■ **Supplied records**:
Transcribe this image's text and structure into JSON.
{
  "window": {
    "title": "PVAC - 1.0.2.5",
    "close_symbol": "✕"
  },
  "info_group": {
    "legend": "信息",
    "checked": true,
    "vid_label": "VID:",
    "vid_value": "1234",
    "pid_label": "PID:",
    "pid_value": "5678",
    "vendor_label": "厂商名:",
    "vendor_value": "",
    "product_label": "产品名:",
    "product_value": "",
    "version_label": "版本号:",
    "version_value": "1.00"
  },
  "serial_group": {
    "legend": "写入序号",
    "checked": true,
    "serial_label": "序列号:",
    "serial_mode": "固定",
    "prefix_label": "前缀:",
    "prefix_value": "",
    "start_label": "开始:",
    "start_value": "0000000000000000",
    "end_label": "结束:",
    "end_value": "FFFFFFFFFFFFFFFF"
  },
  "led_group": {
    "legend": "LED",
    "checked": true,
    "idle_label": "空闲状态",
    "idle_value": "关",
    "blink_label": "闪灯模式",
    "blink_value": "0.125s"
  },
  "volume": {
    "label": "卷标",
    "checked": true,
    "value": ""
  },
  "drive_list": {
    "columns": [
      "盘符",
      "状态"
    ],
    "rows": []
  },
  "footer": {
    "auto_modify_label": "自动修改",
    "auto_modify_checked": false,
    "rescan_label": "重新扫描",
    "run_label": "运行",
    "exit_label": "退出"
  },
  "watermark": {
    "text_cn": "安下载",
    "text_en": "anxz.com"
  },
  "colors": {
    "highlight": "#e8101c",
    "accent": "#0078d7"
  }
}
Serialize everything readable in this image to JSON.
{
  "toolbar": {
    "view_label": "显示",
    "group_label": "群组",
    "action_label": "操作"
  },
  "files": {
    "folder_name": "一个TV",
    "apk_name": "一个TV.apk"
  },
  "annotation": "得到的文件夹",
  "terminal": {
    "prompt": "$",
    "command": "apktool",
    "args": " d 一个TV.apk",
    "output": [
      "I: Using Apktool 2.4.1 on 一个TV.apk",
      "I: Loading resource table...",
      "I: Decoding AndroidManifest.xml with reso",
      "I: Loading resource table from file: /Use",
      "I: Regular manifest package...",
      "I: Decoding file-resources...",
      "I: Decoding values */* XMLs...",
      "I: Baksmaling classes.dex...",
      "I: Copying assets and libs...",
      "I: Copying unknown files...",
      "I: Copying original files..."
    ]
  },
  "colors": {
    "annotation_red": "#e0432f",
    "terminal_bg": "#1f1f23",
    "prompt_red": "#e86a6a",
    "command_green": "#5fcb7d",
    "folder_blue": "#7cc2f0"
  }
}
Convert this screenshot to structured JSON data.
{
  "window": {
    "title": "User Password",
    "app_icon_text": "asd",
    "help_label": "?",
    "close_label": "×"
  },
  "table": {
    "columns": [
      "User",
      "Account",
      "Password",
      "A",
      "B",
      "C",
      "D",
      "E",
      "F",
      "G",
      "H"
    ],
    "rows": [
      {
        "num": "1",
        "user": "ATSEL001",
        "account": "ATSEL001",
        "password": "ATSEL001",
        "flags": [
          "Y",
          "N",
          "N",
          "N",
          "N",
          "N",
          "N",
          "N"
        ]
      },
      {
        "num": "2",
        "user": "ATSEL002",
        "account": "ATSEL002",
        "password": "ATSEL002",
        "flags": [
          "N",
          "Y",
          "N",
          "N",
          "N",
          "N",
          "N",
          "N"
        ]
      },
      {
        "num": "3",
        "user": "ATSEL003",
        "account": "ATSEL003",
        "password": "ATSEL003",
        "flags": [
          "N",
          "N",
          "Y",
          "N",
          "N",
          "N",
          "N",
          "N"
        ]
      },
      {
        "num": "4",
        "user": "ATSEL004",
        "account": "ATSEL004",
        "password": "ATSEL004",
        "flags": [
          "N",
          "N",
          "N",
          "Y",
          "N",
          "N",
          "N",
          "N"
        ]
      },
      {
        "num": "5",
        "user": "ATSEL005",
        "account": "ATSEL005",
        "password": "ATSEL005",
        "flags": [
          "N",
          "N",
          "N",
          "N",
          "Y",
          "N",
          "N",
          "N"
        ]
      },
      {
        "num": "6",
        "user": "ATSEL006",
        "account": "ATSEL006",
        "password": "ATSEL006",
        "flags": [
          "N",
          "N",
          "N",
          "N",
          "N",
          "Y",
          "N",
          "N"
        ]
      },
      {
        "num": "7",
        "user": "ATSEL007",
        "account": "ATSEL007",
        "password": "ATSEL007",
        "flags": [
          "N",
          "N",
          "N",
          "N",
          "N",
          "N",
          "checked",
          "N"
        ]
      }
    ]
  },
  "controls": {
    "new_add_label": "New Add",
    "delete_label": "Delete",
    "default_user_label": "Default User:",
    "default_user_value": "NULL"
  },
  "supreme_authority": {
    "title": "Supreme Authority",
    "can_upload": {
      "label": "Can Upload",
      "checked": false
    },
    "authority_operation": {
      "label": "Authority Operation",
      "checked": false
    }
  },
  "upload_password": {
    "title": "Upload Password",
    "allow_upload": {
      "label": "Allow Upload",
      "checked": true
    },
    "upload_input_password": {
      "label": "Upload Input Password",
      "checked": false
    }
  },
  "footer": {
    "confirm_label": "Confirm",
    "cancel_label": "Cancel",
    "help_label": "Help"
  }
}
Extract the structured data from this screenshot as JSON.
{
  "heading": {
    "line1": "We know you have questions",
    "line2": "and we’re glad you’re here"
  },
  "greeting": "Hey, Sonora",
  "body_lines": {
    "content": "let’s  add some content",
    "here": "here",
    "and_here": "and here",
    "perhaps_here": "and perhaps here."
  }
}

■ **Exercise brief**: Extract the listing in its entirety and repeat it exactly.

■ **Exercise solution**:
Transcribe this image's text and structure into JSON.
{
  "window": {
    "title": "PVAC - 1.0.2.5",
    "close_symbol": "✕"
  },
  "info_group": {
    "legend": "信息",
    "checked": true,
    "vid_label": "VID:",
    "vid_value": "1234",
    "pid_label": "PID:",
    "pid_value": "5678",
    "vendor_label": "厂商名:",
    "vendor_value": "",
    "product_label": "产品名:",
    "product_value": "",
    "version_label": "版本号:",
    "version_value": "1.00"
  },
  "serial_group": {
    "legend": "写入序号",
    "checked": true,
    "serial_label": "序列号:",
    "serial_mode": "固定",
    "prefix_label": "前缀:",
    "prefix_value": "",
    "start_label": "开始:",
    "start_value": "0000000000000000",
    "end_label": "结束:",
    "end_value": "FFFFFFFFFFFFFFFF"
  },
  "led_group": {
    "legend": "LED",
    "checked": true,
    "idle_label": "空闲状态",
    "idle_value": "关",
    "blink_label": "闪灯模式",
    "blink_value": "0.125s"
  },
  "volume": {
    "label": "卷标",
    "checked": true,
    "value": ""
  },
  "drive_list": {
    "columns": [
      "盘符",
      "状态"
    ],
    "rows": []
  },
  "footer": {
    "auto_modify_label": "自动修改",
    "auto_modify_checked": false,
    "rescan_label": "重新扫描",
    "run_label": "运行",
    "exit_label": "退出"
  },
  "watermark": {
    "text_cn": "安下载",
    "text_en": "anxz.com"
  },
  "colors": {
    "highlight": "#e8101c",
    "accent": "#0078d7"
  }
}
Serialize everything readable in this image to JSON.
{
  "toolbar": {
    "view_label": "显示",
    "group_label": "群组",
    "action_label": "操作"
  },
  "files": {
    "folder_name": "一个TV",
    "apk_name": "一个TV.apk"
  },
  "annotation": "得到的文件夹",
  "terminal": {
    "prompt": "$",
    "command": "apktool",
    "args": " d 一个TV.apk",
    "output": [
      "I: Using Apktool 2.4.1 on 一个TV.apk",
      "I: Loading resource table...",
      "I: Decoding AndroidManifest.xml with reso",
      "I: Loading resource table from file: /Use",
      "I: Regular manifest package...",
      "I: Decoding file-resources...",
      "I: Decoding values */* XMLs...",
      "I: Baksmaling classes.dex...",
      "I: Copying assets and libs...",
      "I: Copying unknown files...",
      "I: Copying original files..."
    ]
  },
  "colors": {
    "annotation_red": "#e0432f",
    "terminal_bg": "#1f1f23",
    "prompt_red": "#e86a6a",
    "command_green": "#5fcb7d",
    "folder_blue": "#7cc2f0"
  }
}
Convert this screenshot to structured JSON data.
{
  "window": {
    "title": "User Password",
    "app_icon_text": "asd",
    "help_label": "?",
    "close_label": "×"
  },
  "table": {
    "columns": [
      "User",
      "Account",
      "Password",
      "A",
      "B",
      "C",
      "D",
      "E",
      "F",
      "G",
      "H"
    ],
    "rows": [
      {
        "num": "1",
        "user": "ATSEL001",
        "account": "ATSEL001",
        "password": "ATSEL001",
        "flags": [
          "Y",
          "N",
          "N",
          "N",
          "N",
          "N",
          "N",
          "N"
        ]
      },
      {
        "num": "2",
        "user": "ATSEL002",
        "account": "ATSEL002",
        "password": "ATSEL002",
        "flags": [
          "N",
          "Y",
          "N",
          "N",
          "N",
          "N",
          "N",
          "N"
        ]
      },
      {
        "num": "3",
        "user": "ATSEL003",
        "account": "ATSEL003",
        "password": "ATSEL003",
        "flags": [
          "N",
          "N",
          "Y",
          "N",
          "N",
          "N",
          "N",
          "N"
        ]
      },
      {
        "num": "4",
        "user": "ATSEL004",
        "account": "ATSEL004",
        "password": "ATSEL004",
        "flags": [
          "N",
          "N",
          "N",
          "Y",
          "N",
          "N",
          "N",
          "N"
        ]
      },
      {
        "num": "5",
        "user": "ATSEL005",
        "account": "ATSEL005",
        "password": "ATSEL005",
        "flags": [
          "N",
          "N",
          "N",
          "N",
          "Y",
          "N",
          "N",
          "N"
        ]
      },
      {
        "num": "6",
        "user": "ATSEL006",
        "account": "ATSEL006",
        "password": "ATSEL006",
        "flags": [
          "N",
          "N",
          "N",
          "N",
          "N",
          "Y",
          "N",
          "N"
        ]
      },
      {
        "num": "7",
        "user": "ATSEL007",
        "account": "ATSEL007",
        "password": "ATSEL007",
        "flags": [
          "N",
          "N",
          "N",
          "N",
          "N",
          "N",
          "checked",
          "N"
        ]
      }
    ]
  },
  "controls": {
    "new_add_label": "New Add",
    "delete_label": "Delete",
    "default_user_label": "Default User:",
    "default_user_value": "NULL"
  },
  "supreme_authority": {
    "title": "Supreme Authority",
    "can_upload": {
      "label": "Can Upload",
      "checked": false
    },
    "authority_operation": {
      "label": "Authority Operation",
      "checked": false
    }
  },
  "upload_password": {
    "title": "Upload Password",
    "allow_upload": {
      "label": "Allow Upload",
      "checked": true
    },
    "upload_input_password": {
      "label": "Upload Input Password",
      "checked": false
    }
  },
  "footer": {
    "confirm_label": "Confirm",
    "cancel_label": "Cancel",
    "help_label": "Help"
  }
}
Extract the structured data from this screenshot as JSON.
{
  "heading": {
    "line1": "We know you have questions",
    "line2": "and we’re glad you’re here"
  },
  "greeting": "Hey, Sonora",
  "body_lines": {
    "content": "let’s  add some content",
    "here": "here",
    "and_here": "and here",
    "perhaps_here": "and perhaps here."
  }
}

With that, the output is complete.